THE TASK.
Which lines contain the string "ylabel"? Please list every one of them.

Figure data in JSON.

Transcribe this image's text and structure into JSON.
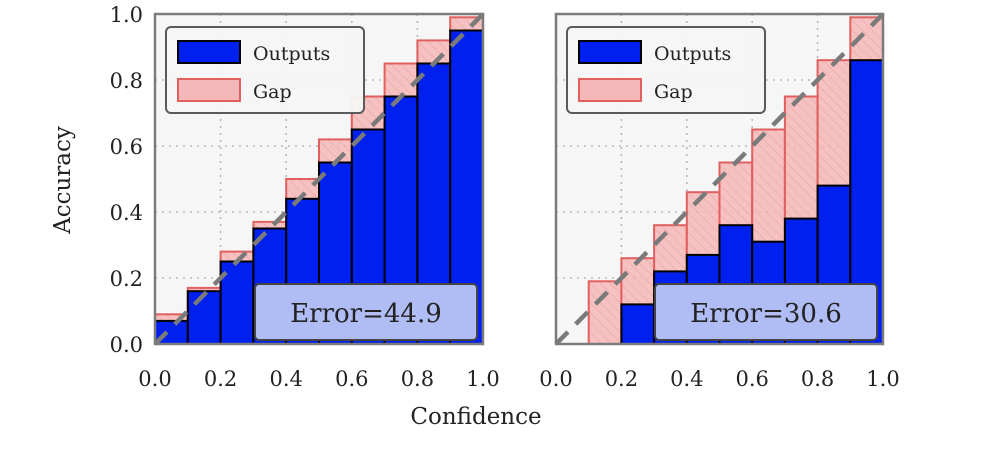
{
  "xlabel": "Confidence",
  "ylabel": "Accuracy",
  "colors": {
    "outputs_fill": "#0020f0",
    "outputs_edge": "#000000",
    "gap_fill": "#f5b8b8",
    "gap_edge": "#e06060",
    "diagonal": "#7a7a7a",
    "plot_bg": "#f6f6f6",
    "grid": "#b8b8b8",
    "error_box_fill": "#b0bcf4",
    "error_box_edge": "#444444"
  },
  "chart_data": [
    {
      "type": "bar",
      "title": "",
      "xlabel": "Confidence",
      "ylabel": "Accuracy",
      "xlim": [
        0,
        1
      ],
      "ylim": [
        0,
        1
      ],
      "grid": true,
      "legend_position": "top-left",
      "bin_edges": [
        0.0,
        0.1,
        0.2,
        0.3,
        0.4,
        0.5,
        0.6,
        0.7,
        0.8,
        0.9,
        1.0
      ],
      "x_ticks": [
        "0.0",
        "0.2",
        "0.4",
        "0.6",
        "0.8",
        "1.0"
      ],
      "y_ticks": [
        "0.0",
        "0.2",
        "0.4",
        "0.6",
        "0.8",
        "1.0"
      ],
      "series": [
        {
          "name": "Outputs",
          "values": [
            0.07,
            0.16,
            0.25,
            0.35,
            0.44,
            0.55,
            0.65,
            0.75,
            0.85,
            0.95
          ]
        },
        {
          "name": "Gap",
          "values": [
            0.09,
            0.17,
            0.28,
            0.37,
            0.5,
            0.62,
            0.75,
            0.85,
            0.92,
            0.99
          ]
        }
      ],
      "annotation": "Error=44.9"
    },
    {
      "type": "bar",
      "title": "",
      "xlabel": "Confidence",
      "ylabel": "",
      "xlim": [
        0,
        1
      ],
      "ylim": [
        0,
        1
      ],
      "grid": true,
      "legend_position": "top-left",
      "bin_edges": [
        0.0,
        0.1,
        0.2,
        0.3,
        0.4,
        0.5,
        0.6,
        0.7,
        0.8,
        0.9,
        1.0
      ],
      "x_ticks": [
        "0.0",
        "0.2",
        "0.4",
        "0.6",
        "0.8",
        "1.0"
      ],
      "y_ticks": [],
      "series": [
        {
          "name": "Outputs",
          "values": [
            0.0,
            0.0,
            0.12,
            0.22,
            0.27,
            0.36,
            0.31,
            0.38,
            0.48,
            0.86
          ]
        },
        {
          "name": "Gap",
          "values": [
            0.0,
            0.19,
            0.26,
            0.36,
            0.46,
            0.55,
            0.65,
            0.75,
            0.86,
            0.99
          ]
        }
      ],
      "annotation": "Error=30.6"
    }
  ]
}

OUTPUT FOR THIS EXERCISE.
  "ylabel": "Accuracy",
      "ylabel": "Accuracy",
      "ylabel": "",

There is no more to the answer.